● TASK TO COMPLETE
Nothing outside the lines from the one containing "Transcribe this image's" down to the one containing "What data populates" belongs in the copy; print that span exactly, both ends included, with pictures removed.

[Data excerpts]

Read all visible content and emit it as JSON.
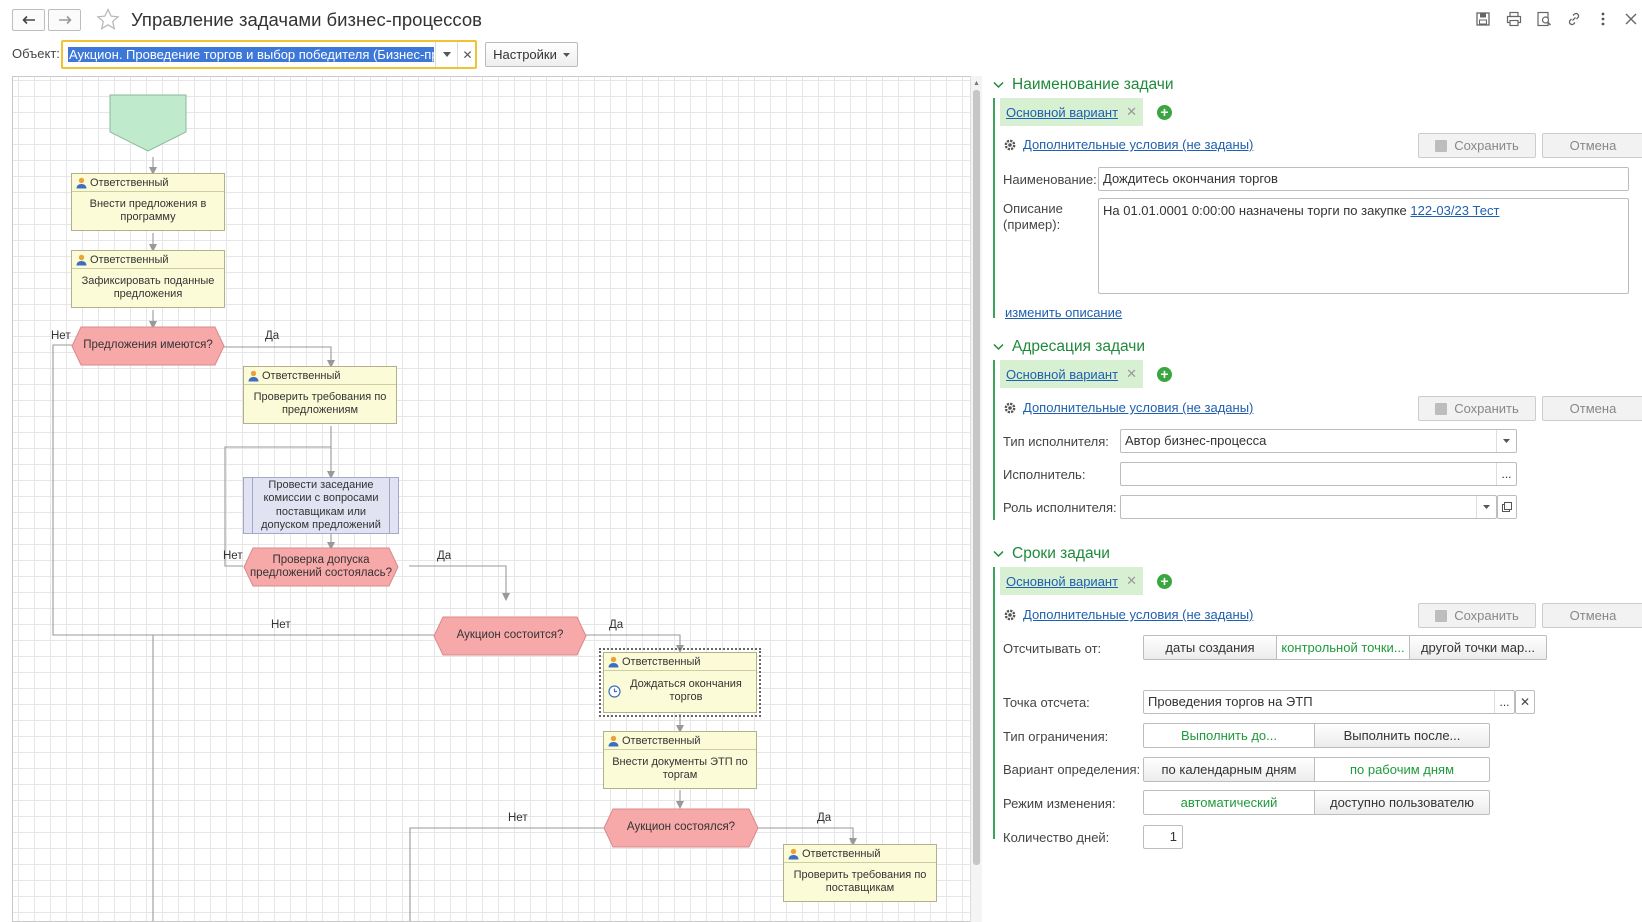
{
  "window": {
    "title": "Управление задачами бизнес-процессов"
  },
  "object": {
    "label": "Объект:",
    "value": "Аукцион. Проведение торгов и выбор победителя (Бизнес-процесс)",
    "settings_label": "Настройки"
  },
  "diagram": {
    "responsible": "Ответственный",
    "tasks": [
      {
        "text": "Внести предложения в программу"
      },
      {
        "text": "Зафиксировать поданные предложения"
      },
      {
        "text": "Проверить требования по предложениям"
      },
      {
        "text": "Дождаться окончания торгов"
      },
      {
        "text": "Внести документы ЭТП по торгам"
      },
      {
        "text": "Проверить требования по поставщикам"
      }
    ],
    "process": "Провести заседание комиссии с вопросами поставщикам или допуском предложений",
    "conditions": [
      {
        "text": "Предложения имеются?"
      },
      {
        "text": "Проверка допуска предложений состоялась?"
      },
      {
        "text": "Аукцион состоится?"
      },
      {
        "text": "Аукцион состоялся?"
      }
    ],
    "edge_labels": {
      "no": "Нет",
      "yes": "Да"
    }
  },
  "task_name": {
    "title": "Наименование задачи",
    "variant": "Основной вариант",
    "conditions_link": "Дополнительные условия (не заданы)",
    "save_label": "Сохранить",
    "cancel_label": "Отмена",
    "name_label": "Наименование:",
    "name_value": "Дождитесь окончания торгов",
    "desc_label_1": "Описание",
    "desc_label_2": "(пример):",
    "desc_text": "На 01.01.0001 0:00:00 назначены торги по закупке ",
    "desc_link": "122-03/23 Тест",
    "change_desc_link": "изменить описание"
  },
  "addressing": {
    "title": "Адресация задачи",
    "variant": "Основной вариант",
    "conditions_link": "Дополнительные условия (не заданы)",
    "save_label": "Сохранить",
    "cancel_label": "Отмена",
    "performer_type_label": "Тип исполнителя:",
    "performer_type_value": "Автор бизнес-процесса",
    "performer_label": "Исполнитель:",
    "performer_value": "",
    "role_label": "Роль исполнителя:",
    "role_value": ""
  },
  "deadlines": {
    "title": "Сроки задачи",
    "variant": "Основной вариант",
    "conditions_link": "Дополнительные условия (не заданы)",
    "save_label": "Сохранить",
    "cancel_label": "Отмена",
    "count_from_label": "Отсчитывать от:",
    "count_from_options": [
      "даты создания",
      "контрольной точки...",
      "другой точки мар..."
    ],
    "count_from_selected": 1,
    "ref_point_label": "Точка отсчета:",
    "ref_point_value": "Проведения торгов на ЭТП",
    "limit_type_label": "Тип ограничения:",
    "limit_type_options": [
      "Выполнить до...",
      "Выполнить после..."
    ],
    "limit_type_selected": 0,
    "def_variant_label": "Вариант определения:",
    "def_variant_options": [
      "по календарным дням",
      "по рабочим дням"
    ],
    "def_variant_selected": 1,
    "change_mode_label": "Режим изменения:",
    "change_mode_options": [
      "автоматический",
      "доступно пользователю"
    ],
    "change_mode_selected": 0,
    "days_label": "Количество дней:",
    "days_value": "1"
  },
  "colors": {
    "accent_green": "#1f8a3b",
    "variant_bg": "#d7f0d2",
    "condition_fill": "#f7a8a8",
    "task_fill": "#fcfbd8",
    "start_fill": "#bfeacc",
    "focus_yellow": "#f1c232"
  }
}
---
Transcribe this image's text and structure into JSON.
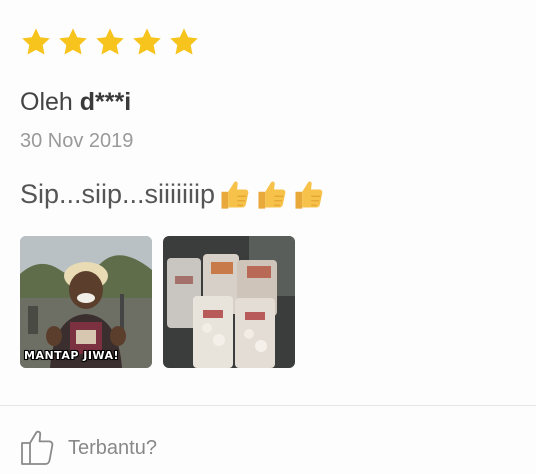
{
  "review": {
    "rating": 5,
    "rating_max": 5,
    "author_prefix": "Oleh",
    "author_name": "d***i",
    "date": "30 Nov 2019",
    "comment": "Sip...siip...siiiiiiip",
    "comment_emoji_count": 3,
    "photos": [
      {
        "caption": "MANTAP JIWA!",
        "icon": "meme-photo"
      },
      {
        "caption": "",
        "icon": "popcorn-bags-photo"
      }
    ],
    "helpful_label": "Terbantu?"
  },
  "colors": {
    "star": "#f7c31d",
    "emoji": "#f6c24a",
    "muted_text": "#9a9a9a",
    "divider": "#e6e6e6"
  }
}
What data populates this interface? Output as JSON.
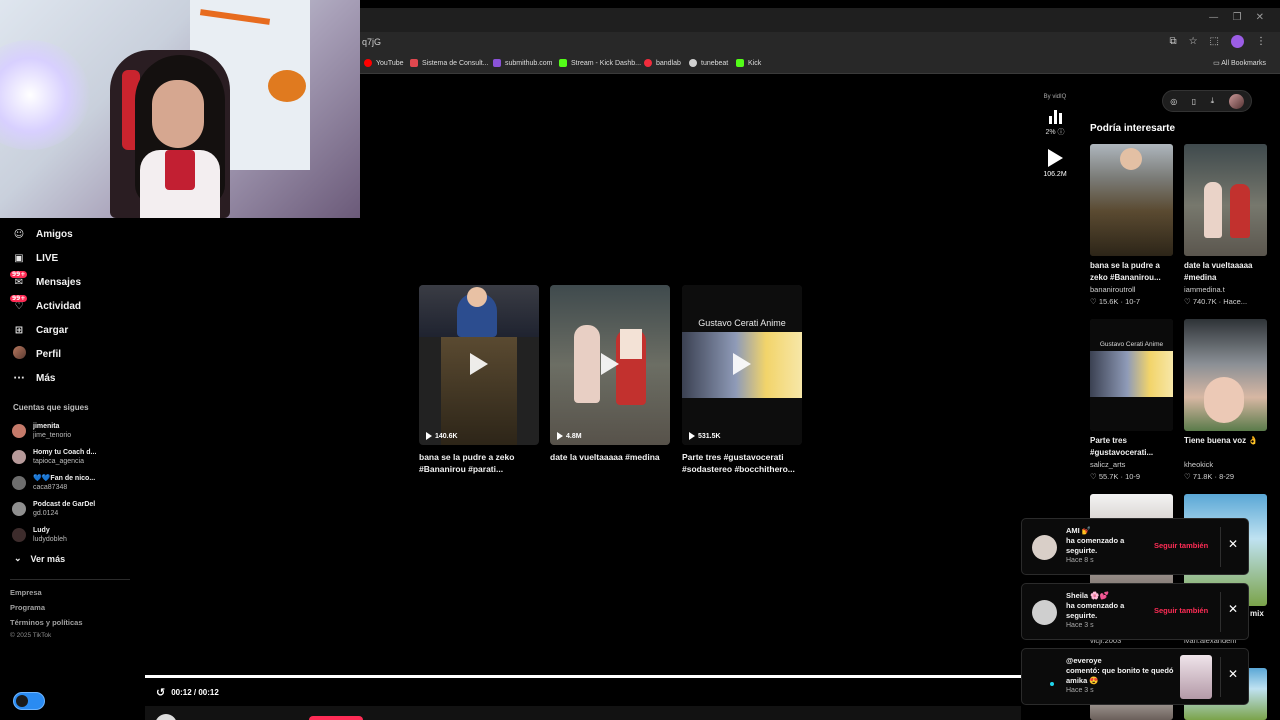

● EXERCISE ANSWER
Transcribe this image's text and structure into JSON.
{
  "review": {
    "rating": 5,
    "rating_max": 5,
    "author_prefix": "Oleh",
    "author_name": "d***i",
    "date": "30 Nov 2019",
    "comment": "Sip...siip...siiiiiiip",
    "comment_emoji_count": 3,
    "photos": [
      {
        "caption": "MANTAP JIWA!",
        "icon": "meme-photo"
      },
      {
        "caption": "",
        "icon": "popcorn-bags-photo"
      }
    ],
    "helpful_label": "Terbantu?"
  },
  "colors": {
    "star": "#f7c31d",
    "emoji": "#f6c24a",
    "muted_text": "#9a9a9a",
    "divider": "#e6e6e6"
  }
}
What data populates this interface? Output as JSON.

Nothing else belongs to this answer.